RAW RECORDS:
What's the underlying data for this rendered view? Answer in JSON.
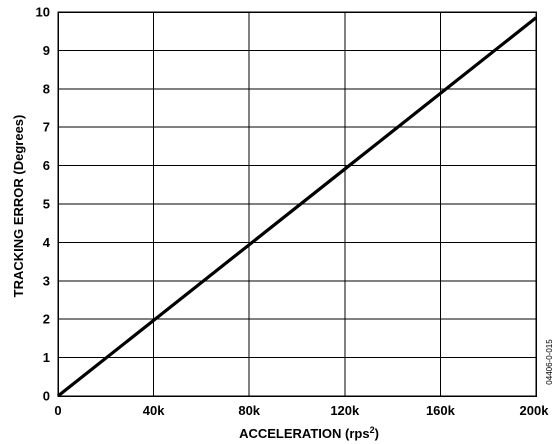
{
  "chart_data": {
    "type": "line",
    "xlabel": "ACCELERATION (rps",
    "xlabel_sup": "2",
    "xlabel_close": ")",
    "ylabel": "TRACKING ERROR (Degrees)",
    "xlim": [
      0,
      200000
    ],
    "ylim": [
      0,
      10
    ],
    "grid": true,
    "x_ticks": [
      {
        "value": 0,
        "label": "0"
      },
      {
        "value": 40000,
        "label": "40k"
      },
      {
        "value": 80000,
        "label": "80k"
      },
      {
        "value": 120000,
        "label": "120k"
      },
      {
        "value": 160000,
        "label": "160k"
      },
      {
        "value": 200000,
        "label": "200k"
      }
    ],
    "y_ticks": [
      {
        "value": 0,
        "label": "0"
      },
      {
        "value": 1,
        "label": "1"
      },
      {
        "value": 2,
        "label": "2"
      },
      {
        "value": 3,
        "label": "3"
      },
      {
        "value": 4,
        "label": "4"
      },
      {
        "value": 5,
        "label": "5"
      },
      {
        "value": 6,
        "label": "6"
      },
      {
        "value": 7,
        "label": "7"
      },
      {
        "value": 8,
        "label": "8"
      },
      {
        "value": 9,
        "label": "9"
      },
      {
        "value": 10,
        "label": "10"
      }
    ],
    "series": [
      {
        "x": [
          0,
          40000,
          80000,
          120000,
          160000,
          200000
        ],
        "y": [
          0,
          1.97,
          3.94,
          5.91,
          7.88,
          9.85
        ]
      }
    ]
  },
  "figure_id": "04406-0-015"
}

EXERCISE OBJECTIVE: Write out all the entries exactly, except for the pictures.

EXERCISE OUTPUT:
What's the underlying data for this rendered view? Answer in JSON.
{
  "chart_data": {
    "type": "line",
    "xlabel": "ACCELERATION (rps",
    "xlabel_sup": "2",
    "xlabel_close": ")",
    "ylabel": "TRACKING ERROR (Degrees)",
    "xlim": [
      0,
      200000
    ],
    "ylim": [
      0,
      10
    ],
    "grid": true,
    "x_ticks": [
      {
        "value": 0,
        "label": "0"
      },
      {
        "value": 40000,
        "label": "40k"
      },
      {
        "value": 80000,
        "label": "80k"
      },
      {
        "value": 120000,
        "label": "120k"
      },
      {
        "value": 160000,
        "label": "160k"
      },
      {
        "value": 200000,
        "label": "200k"
      }
    ],
    "y_ticks": [
      {
        "value": 0,
        "label": "0"
      },
      {
        "value": 1,
        "label": "1"
      },
      {
        "value": 2,
        "label": "2"
      },
      {
        "value": 3,
        "label": "3"
      },
      {
        "value": 4,
        "label": "4"
      },
      {
        "value": 5,
        "label": "5"
      },
      {
        "value": 6,
        "label": "6"
      },
      {
        "value": 7,
        "label": "7"
      },
      {
        "value": 8,
        "label": "8"
      },
      {
        "value": 9,
        "label": "9"
      },
      {
        "value": 10,
        "label": "10"
      }
    ],
    "series": [
      {
        "x": [
          0,
          40000,
          80000,
          120000,
          160000,
          200000
        ],
        "y": [
          0,
          1.97,
          3.94,
          5.91,
          7.88,
          9.85
        ]
      }
    ]
  },
  "figure_id": "04406-0-015"
}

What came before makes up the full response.